Extracts from a graphics dataset
(begin)
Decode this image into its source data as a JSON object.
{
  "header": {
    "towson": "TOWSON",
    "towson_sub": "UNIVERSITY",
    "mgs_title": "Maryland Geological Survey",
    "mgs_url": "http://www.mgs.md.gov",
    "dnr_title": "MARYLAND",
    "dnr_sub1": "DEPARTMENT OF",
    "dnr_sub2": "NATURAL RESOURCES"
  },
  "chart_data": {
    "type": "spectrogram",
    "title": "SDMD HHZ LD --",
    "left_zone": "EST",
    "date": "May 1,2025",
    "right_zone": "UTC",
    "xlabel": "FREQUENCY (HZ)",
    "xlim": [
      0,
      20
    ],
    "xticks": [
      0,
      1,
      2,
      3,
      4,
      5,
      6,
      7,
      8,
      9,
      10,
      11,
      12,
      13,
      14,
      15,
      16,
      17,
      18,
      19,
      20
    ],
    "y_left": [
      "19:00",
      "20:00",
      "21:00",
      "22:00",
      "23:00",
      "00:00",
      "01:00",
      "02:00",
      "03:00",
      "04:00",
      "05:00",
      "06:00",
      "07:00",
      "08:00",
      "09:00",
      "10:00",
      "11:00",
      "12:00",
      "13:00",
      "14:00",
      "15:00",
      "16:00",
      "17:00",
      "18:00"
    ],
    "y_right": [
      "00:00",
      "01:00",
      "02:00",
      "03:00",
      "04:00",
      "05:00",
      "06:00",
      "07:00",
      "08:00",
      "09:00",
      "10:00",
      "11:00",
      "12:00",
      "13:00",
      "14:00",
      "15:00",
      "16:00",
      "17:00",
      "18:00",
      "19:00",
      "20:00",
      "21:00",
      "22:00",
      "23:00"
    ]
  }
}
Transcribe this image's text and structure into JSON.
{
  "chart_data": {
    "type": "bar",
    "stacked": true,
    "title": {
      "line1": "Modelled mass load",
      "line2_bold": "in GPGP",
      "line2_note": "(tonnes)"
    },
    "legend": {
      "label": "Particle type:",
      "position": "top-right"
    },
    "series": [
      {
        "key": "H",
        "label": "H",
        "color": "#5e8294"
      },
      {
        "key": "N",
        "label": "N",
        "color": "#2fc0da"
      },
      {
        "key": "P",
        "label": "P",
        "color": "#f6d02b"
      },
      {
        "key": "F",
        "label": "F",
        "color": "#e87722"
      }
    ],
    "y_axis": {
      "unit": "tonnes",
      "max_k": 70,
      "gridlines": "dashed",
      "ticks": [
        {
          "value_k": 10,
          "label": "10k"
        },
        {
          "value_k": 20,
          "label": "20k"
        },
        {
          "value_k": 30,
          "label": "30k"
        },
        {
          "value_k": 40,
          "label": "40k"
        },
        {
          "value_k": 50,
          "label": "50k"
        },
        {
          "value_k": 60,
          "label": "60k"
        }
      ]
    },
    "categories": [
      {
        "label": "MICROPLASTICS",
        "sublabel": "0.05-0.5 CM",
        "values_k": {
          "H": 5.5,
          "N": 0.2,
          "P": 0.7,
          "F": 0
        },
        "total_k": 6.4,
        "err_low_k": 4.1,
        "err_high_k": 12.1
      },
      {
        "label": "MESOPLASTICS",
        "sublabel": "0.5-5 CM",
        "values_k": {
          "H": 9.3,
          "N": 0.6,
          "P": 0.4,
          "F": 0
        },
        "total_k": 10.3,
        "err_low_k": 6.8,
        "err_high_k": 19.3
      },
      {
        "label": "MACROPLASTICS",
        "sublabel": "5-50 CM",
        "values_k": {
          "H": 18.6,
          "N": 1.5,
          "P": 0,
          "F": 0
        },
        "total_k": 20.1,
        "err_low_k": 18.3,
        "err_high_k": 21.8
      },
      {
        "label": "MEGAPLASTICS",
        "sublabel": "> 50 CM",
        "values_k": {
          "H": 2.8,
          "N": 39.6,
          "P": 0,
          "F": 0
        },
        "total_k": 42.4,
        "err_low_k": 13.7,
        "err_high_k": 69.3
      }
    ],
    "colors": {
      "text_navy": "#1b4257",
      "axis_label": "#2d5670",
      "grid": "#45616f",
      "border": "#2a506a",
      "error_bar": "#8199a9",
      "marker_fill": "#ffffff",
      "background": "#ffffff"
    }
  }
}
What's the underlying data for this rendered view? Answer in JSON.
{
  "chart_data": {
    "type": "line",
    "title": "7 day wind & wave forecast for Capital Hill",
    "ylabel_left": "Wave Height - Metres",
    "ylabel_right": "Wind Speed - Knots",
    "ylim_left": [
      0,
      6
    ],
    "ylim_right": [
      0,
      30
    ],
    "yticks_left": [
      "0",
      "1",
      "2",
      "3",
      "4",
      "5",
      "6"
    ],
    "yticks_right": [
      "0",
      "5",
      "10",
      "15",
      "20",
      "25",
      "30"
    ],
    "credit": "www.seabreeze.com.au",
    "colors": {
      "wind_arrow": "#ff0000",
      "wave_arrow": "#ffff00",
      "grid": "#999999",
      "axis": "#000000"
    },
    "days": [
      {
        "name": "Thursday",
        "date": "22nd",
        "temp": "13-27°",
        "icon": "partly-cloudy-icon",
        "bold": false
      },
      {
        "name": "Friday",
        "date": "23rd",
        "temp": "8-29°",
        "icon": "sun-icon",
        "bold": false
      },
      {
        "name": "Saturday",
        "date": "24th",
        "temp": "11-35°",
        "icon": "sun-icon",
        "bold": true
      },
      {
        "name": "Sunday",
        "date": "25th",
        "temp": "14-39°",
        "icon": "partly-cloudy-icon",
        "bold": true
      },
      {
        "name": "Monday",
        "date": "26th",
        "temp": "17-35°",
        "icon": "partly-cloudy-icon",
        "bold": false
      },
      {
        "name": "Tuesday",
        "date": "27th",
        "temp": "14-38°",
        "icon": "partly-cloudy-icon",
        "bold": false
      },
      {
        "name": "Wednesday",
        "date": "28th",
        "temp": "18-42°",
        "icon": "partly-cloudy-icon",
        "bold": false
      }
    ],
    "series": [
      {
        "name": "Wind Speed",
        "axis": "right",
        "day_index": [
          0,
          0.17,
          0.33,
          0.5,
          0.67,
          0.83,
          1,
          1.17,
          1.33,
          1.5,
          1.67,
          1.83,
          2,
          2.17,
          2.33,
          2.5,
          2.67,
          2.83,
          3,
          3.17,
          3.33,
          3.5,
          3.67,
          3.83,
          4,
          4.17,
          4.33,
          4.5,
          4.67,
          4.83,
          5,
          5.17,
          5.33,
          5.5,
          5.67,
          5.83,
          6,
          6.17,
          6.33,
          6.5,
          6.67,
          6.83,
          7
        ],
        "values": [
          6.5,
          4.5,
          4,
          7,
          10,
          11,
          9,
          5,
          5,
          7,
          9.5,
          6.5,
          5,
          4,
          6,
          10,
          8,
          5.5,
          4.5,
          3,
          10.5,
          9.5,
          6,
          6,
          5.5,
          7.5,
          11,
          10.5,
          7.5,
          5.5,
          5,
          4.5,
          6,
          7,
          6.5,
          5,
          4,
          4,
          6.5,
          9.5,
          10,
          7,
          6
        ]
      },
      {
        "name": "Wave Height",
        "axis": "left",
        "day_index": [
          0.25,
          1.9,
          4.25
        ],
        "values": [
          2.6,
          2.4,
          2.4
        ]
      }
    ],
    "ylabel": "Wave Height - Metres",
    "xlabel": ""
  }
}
(end)
_EXERCISE DESCRIPTION:_ Gather all lines from the records above in which "ffffff" appears.

_THE REPLY:_
      "marker_fill": "#ffffff",
      "background": "#ffffff"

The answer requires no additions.